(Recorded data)
════════

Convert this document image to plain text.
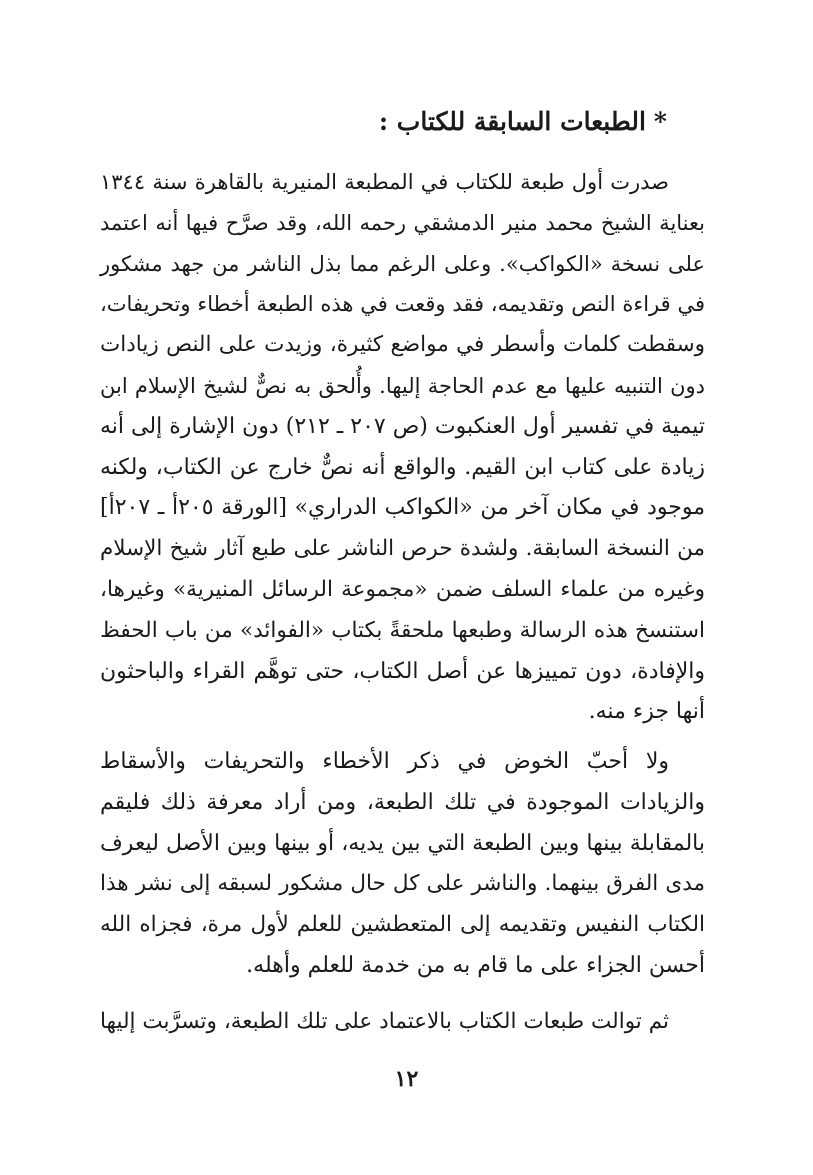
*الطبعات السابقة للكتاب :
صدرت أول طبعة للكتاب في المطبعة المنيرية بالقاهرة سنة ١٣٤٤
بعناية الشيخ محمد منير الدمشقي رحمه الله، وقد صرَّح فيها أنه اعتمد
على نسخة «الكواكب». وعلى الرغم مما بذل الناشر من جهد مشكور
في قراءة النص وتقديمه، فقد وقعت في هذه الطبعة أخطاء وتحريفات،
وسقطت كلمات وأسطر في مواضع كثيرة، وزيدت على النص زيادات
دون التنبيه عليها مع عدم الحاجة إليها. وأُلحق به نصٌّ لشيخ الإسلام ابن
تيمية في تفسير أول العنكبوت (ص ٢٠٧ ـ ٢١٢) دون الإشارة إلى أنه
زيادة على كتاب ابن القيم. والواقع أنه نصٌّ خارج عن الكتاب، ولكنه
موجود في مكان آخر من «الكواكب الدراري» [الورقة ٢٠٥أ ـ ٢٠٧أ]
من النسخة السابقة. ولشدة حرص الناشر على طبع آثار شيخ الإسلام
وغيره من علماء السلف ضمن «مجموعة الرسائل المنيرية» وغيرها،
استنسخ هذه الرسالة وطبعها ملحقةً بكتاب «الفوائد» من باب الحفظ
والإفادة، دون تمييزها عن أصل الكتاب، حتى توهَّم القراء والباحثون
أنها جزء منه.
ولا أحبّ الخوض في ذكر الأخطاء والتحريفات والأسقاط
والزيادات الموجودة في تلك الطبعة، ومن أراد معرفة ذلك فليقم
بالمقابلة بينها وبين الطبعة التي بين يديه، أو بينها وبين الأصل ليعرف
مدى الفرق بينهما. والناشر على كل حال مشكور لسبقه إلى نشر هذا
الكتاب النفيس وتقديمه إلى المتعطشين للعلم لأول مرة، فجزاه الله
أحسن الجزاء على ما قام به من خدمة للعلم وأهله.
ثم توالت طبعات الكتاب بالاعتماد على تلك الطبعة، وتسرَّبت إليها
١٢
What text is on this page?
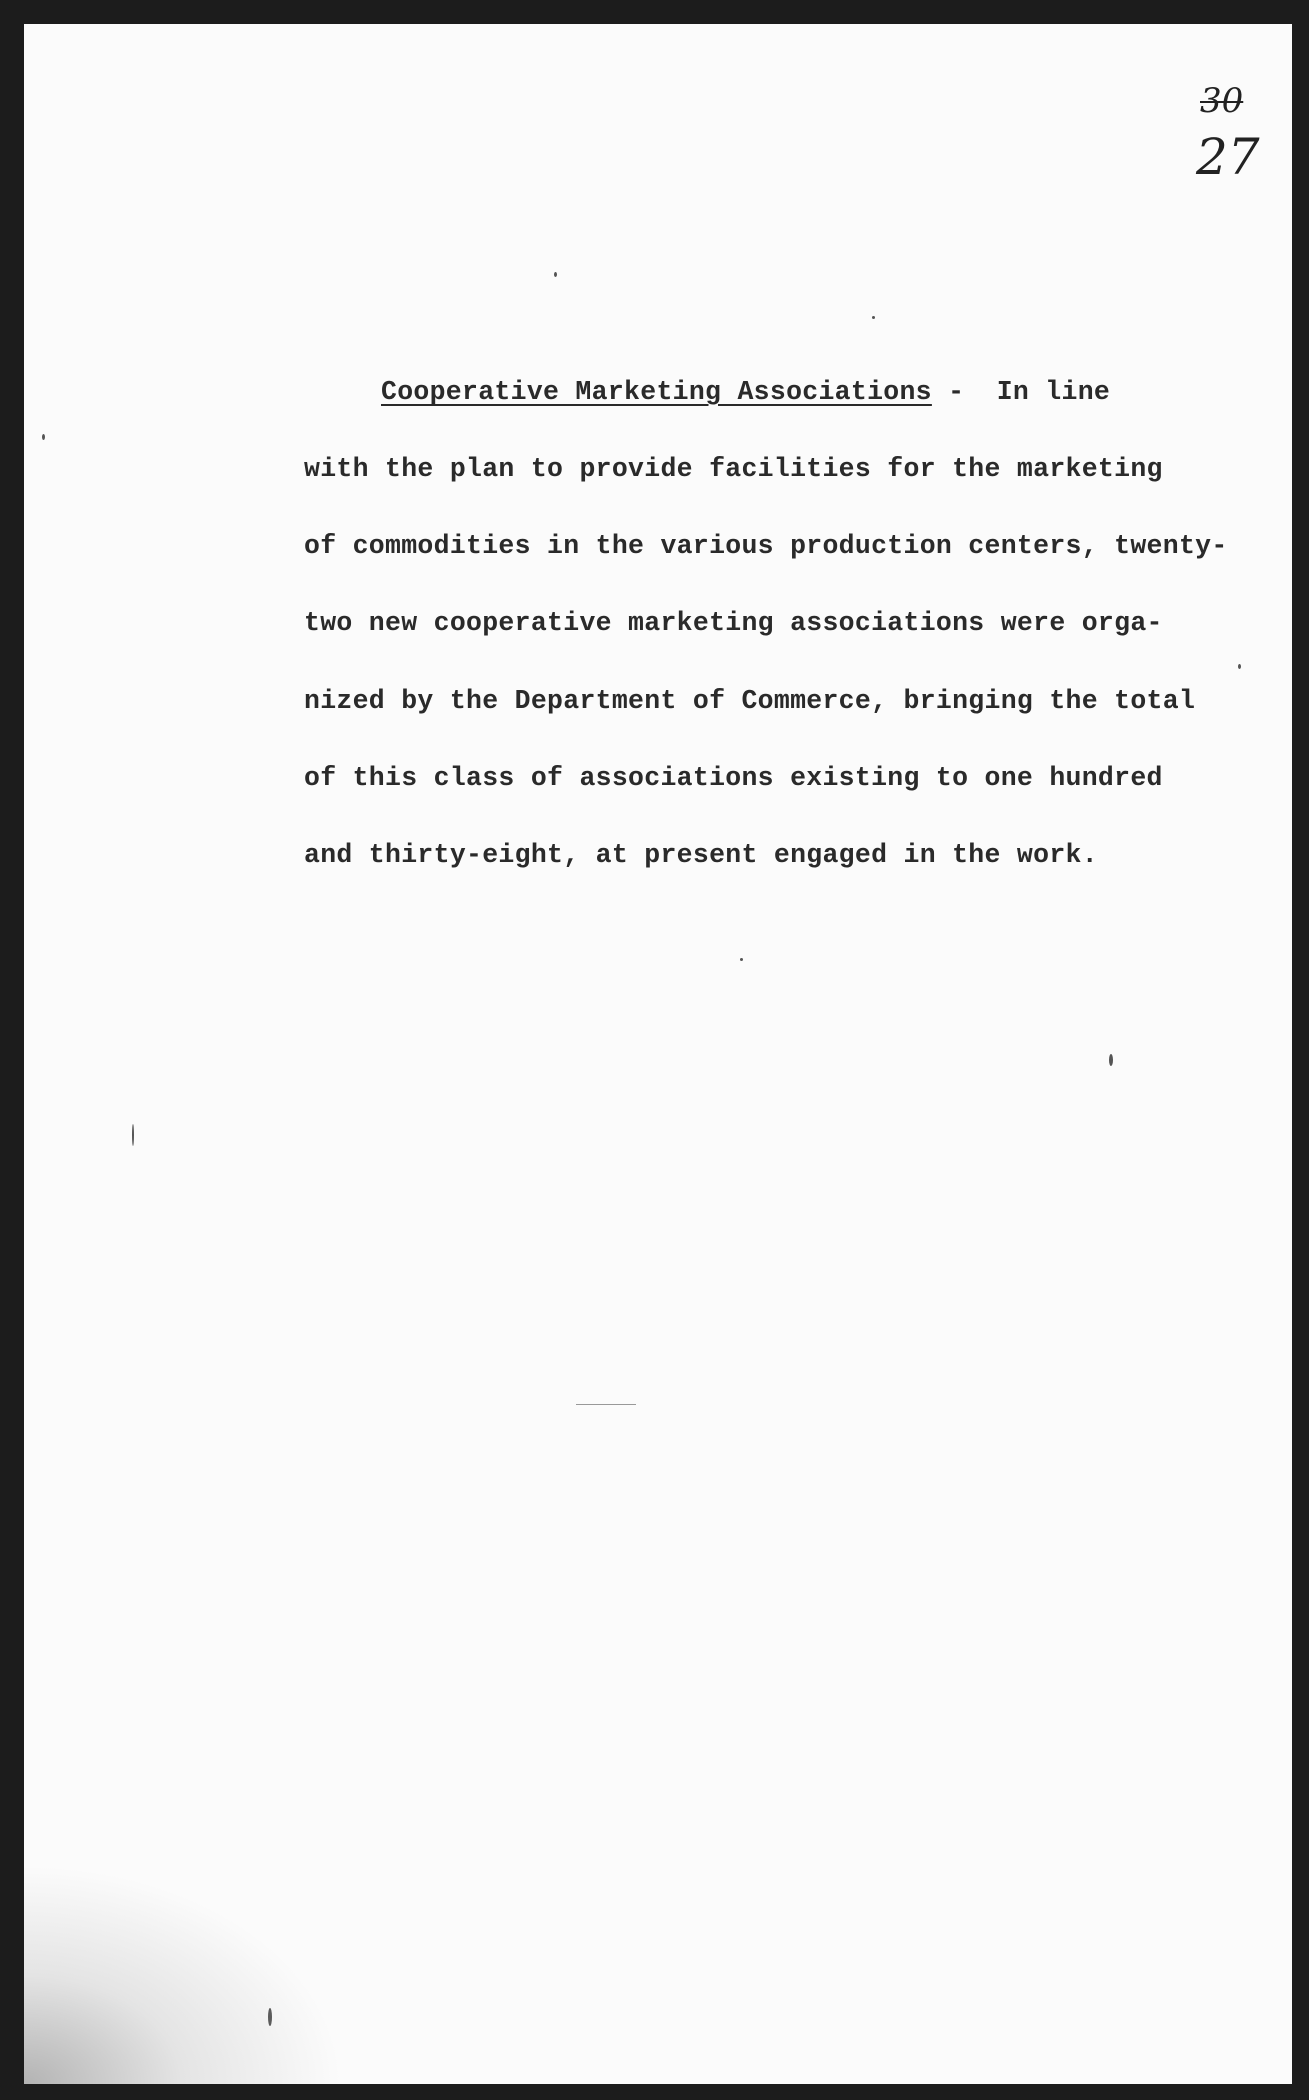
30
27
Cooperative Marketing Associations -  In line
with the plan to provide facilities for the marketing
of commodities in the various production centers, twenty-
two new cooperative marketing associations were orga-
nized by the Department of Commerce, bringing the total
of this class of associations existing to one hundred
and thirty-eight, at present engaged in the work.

════════

Instructions for the task
Scan the material above for the string "this" and report each line where you find it.

Output of the exercise
Convert this document image to plain text.
What text is on this page?
of this class of associations existing to one hundred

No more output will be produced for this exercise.